October 12, 2009 | BITE: My Journal
Plump wild mussels with spicy salami in a fragrant, garlicky broth. Photo: Steven Richter
Sfoglia’s late-summer shutdown to rejigger the entrance, stake its claim to a small carryout shop next door, Tutto Sfoglia, and double its tables has not quite absorbed the crowd’s demands the recent Tuesday we settled beside the wine racks at a wide round in the rear of the annex. A big party of walk-ins has been gratefully exiled to the small upstairs party room. A flutter of anxious standees cluster at the door. “Who said New Yorkers are not eating out?” one of our companions asks. Alas, even with its new six-burner stove top, the kitchen’s pace seems a bit slow. Still, we have splendid olives, of course, big chunks of the house’s shiny butter slicked bread – warm, crackle-crusted, slightly salty – wine to sip, and much to talk about.

▶ [STATED PROBLEM]: Please summarize the Sfoglia journal entry in two sentences.

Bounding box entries

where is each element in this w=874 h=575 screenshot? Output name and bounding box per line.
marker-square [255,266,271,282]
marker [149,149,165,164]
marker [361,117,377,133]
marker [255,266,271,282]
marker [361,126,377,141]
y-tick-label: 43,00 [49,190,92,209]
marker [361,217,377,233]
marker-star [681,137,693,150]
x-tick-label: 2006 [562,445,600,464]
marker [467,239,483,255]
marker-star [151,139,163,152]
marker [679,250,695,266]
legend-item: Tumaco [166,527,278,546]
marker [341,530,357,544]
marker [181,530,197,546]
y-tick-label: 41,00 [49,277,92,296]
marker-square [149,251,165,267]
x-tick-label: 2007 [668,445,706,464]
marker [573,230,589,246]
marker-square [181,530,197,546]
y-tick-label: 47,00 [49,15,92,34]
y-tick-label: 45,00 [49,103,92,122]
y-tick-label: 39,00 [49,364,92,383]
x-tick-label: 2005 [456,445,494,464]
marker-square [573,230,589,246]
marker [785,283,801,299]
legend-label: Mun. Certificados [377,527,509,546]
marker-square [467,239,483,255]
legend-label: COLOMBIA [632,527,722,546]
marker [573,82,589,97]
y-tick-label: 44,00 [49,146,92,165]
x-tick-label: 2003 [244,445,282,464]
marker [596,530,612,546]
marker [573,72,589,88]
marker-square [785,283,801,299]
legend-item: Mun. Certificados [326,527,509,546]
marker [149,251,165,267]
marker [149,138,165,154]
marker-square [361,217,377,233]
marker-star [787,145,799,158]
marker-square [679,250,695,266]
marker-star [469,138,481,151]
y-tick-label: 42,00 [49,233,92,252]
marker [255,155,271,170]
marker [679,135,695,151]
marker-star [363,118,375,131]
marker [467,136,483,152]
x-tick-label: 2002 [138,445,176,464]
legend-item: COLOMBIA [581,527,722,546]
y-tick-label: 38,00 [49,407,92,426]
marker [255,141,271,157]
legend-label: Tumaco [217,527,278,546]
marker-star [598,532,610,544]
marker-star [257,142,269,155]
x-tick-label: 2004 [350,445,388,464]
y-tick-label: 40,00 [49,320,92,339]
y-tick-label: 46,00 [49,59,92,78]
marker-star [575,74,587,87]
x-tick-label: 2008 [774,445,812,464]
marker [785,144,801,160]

▶ [SOLVED PROBLEM]: Sfoglia's late-summer shutdown to rework its entrance, add a small carryout shop next door called Tutto Sfoglia, and double its tables had not quite absorbed the crowd on a recent Tuesday, when a big walk-in party was sent to the upstairs party room and anxious standees clustered at the door. Even with a new six-burner stove top the kitchen seemed a bit slow, but the diners had splendid olives, warm, crackle-crusted house bread with shiny butter, wine, and much to talk about.